_Given exercise_
Please repeat all of the lines that follow, exactly as written.

_Records_
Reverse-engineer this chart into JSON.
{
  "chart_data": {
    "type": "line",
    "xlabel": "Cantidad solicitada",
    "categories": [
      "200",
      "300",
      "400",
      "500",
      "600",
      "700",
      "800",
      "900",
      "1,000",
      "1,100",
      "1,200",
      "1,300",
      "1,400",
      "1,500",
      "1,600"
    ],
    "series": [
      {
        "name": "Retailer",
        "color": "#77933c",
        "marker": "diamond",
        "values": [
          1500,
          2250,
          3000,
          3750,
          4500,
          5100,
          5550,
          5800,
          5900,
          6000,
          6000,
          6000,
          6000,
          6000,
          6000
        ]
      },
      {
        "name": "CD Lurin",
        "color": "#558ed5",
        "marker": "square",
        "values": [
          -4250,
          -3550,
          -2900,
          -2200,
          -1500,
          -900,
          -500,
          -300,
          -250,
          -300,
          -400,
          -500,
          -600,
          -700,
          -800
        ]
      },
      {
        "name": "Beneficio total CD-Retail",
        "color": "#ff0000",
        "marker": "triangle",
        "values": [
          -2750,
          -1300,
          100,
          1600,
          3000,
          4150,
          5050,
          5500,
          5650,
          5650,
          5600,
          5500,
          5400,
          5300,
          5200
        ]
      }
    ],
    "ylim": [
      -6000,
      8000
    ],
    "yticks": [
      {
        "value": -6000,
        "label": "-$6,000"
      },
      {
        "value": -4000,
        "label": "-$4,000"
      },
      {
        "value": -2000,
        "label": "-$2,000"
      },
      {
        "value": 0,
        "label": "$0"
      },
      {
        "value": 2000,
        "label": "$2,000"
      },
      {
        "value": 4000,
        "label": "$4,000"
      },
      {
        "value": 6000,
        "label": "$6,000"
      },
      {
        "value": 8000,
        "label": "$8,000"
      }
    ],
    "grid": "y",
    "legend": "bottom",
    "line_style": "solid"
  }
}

_Written reply_
Reverse-engineer this chart into JSON.
{
  "chart_data": {
    "type": "line",
    "xlabel": "Cantidad solicitada",
    "categories": [
      "200",
      "300",
      "400",
      "500",
      "600",
      "700",
      "800",
      "900",
      "1,000",
      "1,100",
      "1,200",
      "1,300",
      "1,400",
      "1,500",
      "1,600"
    ],
    "series": [
      {
        "name": "Retailer",
        "color": "#77933c",
        "marker": "diamond",
        "values": [
          1500,
          2250,
          3000,
          3750,
          4500,
          5100,
          5550,
          5800,
          5900,
          6000,
          6000,
          6000,
          6000,
          6000,
          6000
        ]
      },
      {
        "name": "CD Lurin",
        "color": "#558ed5",
        "marker": "square",
        "values": [
          -4250,
          -3550,
          -2900,
          -2200,
          -1500,
          -900,
          -500,
          -300,
          -250,
          -300,
          -400,
          -500,
          -600,
          -700,
          -800
        ]
      },
      {
        "name": "Beneficio total CD-Retail",
        "color": "#ff0000",
        "marker": "triangle",
        "values": [
          -2750,
          -1300,
          100,
          1600,
          3000,
          4150,
          5050,
          5500,
          5650,
          5650,
          5600,
          5500,
          5400,
          5300,
          5200
        ]
      }
    ],
    "ylim": [
      -6000,
      8000
    ],
    "yticks": [
      {
        "value": -6000,
        "label": "-$6,000"
      },
      {
        "value": -4000,
        "label": "-$4,000"
      },
      {
        "value": -2000,
        "label": "-$2,000"
      },
      {
        "value": 0,
        "label": "$0"
      },
      {
        "value": 2000,
        "label": "$2,000"
      },
      {
        "value": 4000,
        "label": "$4,000"
      },
      {
        "value": 6000,
        "label": "$6,000"
      },
      {
        "value": 8000,
        "label": "$8,000"
      }
    ],
    "grid": "y",
    "legend": "bottom",
    "line_style": "solid"
  }
}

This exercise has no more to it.